# Stored data entries:
▽

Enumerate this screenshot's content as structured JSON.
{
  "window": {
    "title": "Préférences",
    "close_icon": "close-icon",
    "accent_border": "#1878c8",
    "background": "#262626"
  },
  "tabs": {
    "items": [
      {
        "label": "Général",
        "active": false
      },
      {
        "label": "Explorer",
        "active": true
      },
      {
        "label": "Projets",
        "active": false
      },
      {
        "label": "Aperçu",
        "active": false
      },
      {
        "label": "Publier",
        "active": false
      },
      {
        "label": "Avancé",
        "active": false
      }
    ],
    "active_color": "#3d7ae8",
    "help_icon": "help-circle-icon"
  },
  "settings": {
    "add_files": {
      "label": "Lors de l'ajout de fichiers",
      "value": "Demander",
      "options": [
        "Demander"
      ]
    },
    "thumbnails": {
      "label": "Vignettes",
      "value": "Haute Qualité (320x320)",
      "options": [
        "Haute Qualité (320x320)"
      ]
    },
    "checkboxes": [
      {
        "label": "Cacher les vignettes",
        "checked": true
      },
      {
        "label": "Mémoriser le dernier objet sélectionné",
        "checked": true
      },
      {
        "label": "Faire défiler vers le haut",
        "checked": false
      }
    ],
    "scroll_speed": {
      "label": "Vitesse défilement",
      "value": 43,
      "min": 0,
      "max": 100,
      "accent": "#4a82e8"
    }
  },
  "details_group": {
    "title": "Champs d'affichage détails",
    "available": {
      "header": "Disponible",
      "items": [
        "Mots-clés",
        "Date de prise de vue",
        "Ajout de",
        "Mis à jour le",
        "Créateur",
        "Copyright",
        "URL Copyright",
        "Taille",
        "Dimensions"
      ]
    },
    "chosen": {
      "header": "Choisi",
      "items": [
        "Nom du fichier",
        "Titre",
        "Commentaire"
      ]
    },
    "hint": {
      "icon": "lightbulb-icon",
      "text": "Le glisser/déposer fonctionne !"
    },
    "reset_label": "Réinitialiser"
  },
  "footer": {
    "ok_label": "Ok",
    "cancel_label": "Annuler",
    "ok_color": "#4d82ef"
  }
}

△

# Work instructions:
Retype each record exactly, leaving nothing out.

# Expected output:
Enumerate this screenshot's content as structured JSON.
{
  "window": {
    "title": "Préférences",
    "close_icon": "close-icon",
    "accent_border": "#1878c8",
    "background": "#262626"
  },
  "tabs": {
    "items": [
      {
        "label": "Général",
        "active": false
      },
      {
        "label": "Explorer",
        "active": true
      },
      {
        "label": "Projets",
        "active": false
      },
      {
        "label": "Aperçu",
        "active": false
      },
      {
        "label": "Publier",
        "active": false
      },
      {
        "label": "Avancé",
        "active": false
      }
    ],
    "active_color": "#3d7ae8",
    "help_icon": "help-circle-icon"
  },
  "settings": {
    "add_files": {
      "label": "Lors de l'ajout de fichiers",
      "value": "Demander",
      "options": [
        "Demander"
      ]
    },
    "thumbnails": {
      "label": "Vignettes",
      "value": "Haute Qualité (320x320)",
      "options": [
        "Haute Qualité (320x320)"
      ]
    },
    "checkboxes": [
      {
        "label": "Cacher les vignettes",
        "checked": true
      },
      {
        "label": "Mémoriser le dernier objet sélectionné",
        "checked": true
      },
      {
        "label": "Faire défiler vers le haut",
        "checked": false
      }
    ],
    "scroll_speed": {
      "label": "Vitesse défilement",
      "value": 43,
      "min": 0,
      "max": 100,
      "accent": "#4a82e8"
    }
  },
  "details_group": {
    "title": "Champs d'affichage détails",
    "available": {
      "header": "Disponible",
      "items": [
        "Mots-clés",
        "Date de prise de vue",
        "Ajout de",
        "Mis à jour le",
        "Créateur",
        "Copyright",
        "URL Copyright",
        "Taille",
        "Dimensions"
      ]
    },
    "chosen": {
      "header": "Choisi",
      "items": [
        "Nom du fichier",
        "Titre",
        "Commentaire"
      ]
    },
    "hint": {
      "icon": "lightbulb-icon",
      "text": "Le glisser/déposer fonctionne !"
    },
    "reset_label": "Réinitialiser"
  },
  "footer": {
    "ok_label": "Ok",
    "cancel_label": "Annuler",
    "ok_color": "#4d82ef"
  }
}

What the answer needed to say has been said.